--- start of SUPPLIED PASSAGE ---

On Spark 4 / DBR 17.3 and later this function uses Spark Variables and takes the form:
map_contains('mapid', expr, mapLookupsVar) Where mapLookupsVar is the result of loadMaps
Tags:
- map
- variable
- Spark4
map_Lookup¶
map_Lookup('mapid', expr) returns either the lookup in map specified by mapid or null.
On Spark 4 / DBR 17.3 and later this function uses Spark Variables and takes the form:
map_lookup('mapid', expr, mapLookupsVar) Where mapLookupsVar is the result of loadMaps
Tags:
- map
- variable
- Spark4
meanF¶
meanF() simple mean on the results, expecting sum and count type Long
Tags:
- aggregate
murmur3_ID¶
murmur3ID('prefix', fields*) Generates a 160bit id using murmer3 hashing over input fields, prefix is used with the _base, _i0 and _i1 fields in the resulting structure
Tags:
- ID
- Hash
pack_Ints¶
pack_Ints(lower, higher) a packaged long from two ints, used within result compression
Tags:
- ruleid
passed¶
passed() returns the Passed Integer for use in filtering: 10000
Tags:
- rule
prefixed_To_Long_Pair¶
prefixed_To_Long_Pair(field, 'prefix') converts a 128bit longpair field with the given prefix into a higher and lower long pair without prefix.
This is suitable for converting provided id's into uuids for example via a further call to rngUUID.
Tags:
- ID, longs
print_Code¶
print_Code( [msg], expr ) prints the code generated by an expression, the value variable and the isNull variable and forwards eval calls / type etc. to the expression.

--- end of SUPPLIED PASSAGE ---
--- start of INPUT FOR THIS TASK ---

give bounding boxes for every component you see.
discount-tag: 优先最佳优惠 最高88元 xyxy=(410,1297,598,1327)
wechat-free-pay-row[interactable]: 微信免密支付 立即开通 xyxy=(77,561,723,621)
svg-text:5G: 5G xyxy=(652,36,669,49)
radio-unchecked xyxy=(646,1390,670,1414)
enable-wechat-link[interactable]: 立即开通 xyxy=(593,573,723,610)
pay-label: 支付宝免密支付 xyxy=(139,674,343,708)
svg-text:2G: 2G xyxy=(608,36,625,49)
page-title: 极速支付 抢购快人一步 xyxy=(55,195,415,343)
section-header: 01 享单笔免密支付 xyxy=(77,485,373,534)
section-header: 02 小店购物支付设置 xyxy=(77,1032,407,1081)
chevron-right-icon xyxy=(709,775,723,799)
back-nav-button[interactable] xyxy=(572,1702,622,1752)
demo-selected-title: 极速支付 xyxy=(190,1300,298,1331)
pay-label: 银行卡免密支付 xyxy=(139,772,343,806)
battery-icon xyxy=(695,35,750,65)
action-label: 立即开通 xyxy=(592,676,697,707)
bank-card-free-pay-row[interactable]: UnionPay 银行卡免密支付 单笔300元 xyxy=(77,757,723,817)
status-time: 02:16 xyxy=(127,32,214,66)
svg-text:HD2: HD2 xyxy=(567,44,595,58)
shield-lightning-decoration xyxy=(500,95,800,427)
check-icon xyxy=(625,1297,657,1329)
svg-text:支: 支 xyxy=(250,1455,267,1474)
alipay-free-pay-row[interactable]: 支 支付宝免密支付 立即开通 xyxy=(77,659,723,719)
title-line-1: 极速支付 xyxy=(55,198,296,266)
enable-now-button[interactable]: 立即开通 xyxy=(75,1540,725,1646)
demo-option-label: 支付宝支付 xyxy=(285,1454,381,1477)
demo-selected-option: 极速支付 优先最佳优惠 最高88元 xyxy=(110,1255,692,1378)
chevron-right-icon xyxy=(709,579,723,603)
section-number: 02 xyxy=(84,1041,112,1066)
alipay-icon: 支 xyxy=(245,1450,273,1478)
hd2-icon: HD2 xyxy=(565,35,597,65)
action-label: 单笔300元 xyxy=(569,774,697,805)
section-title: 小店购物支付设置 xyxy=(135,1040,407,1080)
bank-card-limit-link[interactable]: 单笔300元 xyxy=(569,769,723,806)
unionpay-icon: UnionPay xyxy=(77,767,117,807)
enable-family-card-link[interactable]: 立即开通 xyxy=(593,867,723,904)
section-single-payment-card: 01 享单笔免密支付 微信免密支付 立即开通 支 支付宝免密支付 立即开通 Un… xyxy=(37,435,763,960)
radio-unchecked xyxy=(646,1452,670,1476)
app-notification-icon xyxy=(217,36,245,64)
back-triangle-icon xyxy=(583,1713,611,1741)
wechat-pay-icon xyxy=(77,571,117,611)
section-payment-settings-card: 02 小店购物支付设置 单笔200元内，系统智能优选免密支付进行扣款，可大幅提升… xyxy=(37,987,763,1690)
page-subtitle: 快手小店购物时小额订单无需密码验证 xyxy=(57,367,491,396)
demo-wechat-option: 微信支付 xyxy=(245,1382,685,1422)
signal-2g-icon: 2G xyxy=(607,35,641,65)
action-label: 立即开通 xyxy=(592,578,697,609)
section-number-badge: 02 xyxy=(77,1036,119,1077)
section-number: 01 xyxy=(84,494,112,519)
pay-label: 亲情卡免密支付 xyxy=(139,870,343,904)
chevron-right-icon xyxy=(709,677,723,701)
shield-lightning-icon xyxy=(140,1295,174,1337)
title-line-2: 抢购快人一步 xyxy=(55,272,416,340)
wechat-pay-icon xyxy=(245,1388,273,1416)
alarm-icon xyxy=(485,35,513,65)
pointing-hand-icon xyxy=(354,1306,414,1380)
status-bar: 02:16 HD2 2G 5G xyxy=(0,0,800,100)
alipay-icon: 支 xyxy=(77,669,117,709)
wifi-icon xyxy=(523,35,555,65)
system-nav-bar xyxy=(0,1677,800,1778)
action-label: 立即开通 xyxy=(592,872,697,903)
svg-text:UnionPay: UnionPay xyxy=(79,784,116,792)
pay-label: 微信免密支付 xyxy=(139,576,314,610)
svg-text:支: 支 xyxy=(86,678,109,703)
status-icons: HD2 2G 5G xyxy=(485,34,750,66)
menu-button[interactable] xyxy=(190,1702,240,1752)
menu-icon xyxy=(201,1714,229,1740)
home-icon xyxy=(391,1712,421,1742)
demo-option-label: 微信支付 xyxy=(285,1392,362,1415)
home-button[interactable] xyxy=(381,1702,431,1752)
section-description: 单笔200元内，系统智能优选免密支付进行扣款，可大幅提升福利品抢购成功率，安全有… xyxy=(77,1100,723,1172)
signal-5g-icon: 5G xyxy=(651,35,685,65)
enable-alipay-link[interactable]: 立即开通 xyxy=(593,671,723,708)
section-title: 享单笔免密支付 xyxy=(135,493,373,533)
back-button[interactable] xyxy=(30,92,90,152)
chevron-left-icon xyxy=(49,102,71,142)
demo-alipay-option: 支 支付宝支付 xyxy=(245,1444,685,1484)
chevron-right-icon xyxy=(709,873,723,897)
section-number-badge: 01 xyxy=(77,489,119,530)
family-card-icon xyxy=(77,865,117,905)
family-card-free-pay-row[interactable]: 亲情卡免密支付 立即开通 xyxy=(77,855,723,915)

--- end of INPUT FOR THIS TASK ---

TO DO:
A. Can you reproduce the Spark function reference, starting at the words "This is suitable" and ending after "to the expression."?
B. Could you rewrite the records from their first line through the line that has "pay-label: 支付宝免密支付 xyxy=(139,674,343,708)", with "interactable" replaced by "clickable" and nothing else changed? Return only those lines.

THE SOLUTIONS:
A.
This is suitable for converting provided id's into uuids for example via a further call to rngUUID.
Tags:
- ID, longs
print_Code¶
print_Code( [msg], expr ) prints the code generated by an expression, the value variable and the isNull variable and forwards eval calls / type etc. to the expression.

B.
give bounding boxes for every component you see.
discount-tag: 优先最佳优惠 最高88元 xyxy=(410,1297,598,1327)
wechat-free-pay-row[clickable]: 微信免密支付 立即开通 xyxy=(77,561,723,621)
svg-text:5G: 5G xyxy=(652,36,669,49)
radio-unchecked xyxy=(646,1390,670,1414)
enable-wechat-link[clickable]: 立即开通 xyxy=(593,573,723,610)
pay-label: 支付宝免密支付 xyxy=(139,674,343,708)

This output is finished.